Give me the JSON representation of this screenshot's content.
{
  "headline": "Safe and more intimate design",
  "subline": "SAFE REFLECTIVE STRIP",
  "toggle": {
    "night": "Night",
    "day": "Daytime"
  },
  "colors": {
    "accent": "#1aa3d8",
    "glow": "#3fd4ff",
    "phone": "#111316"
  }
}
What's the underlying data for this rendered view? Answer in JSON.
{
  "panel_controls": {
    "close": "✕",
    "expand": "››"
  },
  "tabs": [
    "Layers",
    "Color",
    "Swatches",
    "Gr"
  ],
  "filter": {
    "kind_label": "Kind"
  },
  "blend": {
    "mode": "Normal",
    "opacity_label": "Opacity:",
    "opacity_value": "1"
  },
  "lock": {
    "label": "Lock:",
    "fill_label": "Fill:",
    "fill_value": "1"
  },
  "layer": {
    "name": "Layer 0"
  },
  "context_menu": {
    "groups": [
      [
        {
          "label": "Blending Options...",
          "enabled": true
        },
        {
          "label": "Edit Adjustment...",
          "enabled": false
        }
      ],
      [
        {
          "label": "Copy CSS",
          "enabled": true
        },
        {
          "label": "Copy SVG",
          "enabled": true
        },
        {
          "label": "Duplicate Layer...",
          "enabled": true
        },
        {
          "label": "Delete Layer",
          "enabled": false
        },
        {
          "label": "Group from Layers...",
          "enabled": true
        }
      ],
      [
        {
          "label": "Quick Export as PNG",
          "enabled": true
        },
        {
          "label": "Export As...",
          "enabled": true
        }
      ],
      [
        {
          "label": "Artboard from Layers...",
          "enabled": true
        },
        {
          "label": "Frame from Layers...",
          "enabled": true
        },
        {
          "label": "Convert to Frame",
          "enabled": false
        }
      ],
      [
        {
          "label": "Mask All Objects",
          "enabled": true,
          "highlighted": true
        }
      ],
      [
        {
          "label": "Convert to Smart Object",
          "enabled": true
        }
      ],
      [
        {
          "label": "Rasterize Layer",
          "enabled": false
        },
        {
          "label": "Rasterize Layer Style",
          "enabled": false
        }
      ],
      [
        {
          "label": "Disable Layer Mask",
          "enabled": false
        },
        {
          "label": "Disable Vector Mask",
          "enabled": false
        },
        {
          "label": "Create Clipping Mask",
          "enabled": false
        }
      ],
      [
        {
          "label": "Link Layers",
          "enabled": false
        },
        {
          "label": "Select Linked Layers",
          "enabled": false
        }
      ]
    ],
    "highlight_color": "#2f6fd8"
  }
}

• **Set task**
Count each line where the string "this" occurs, and write only the number.

• **Correct result**
2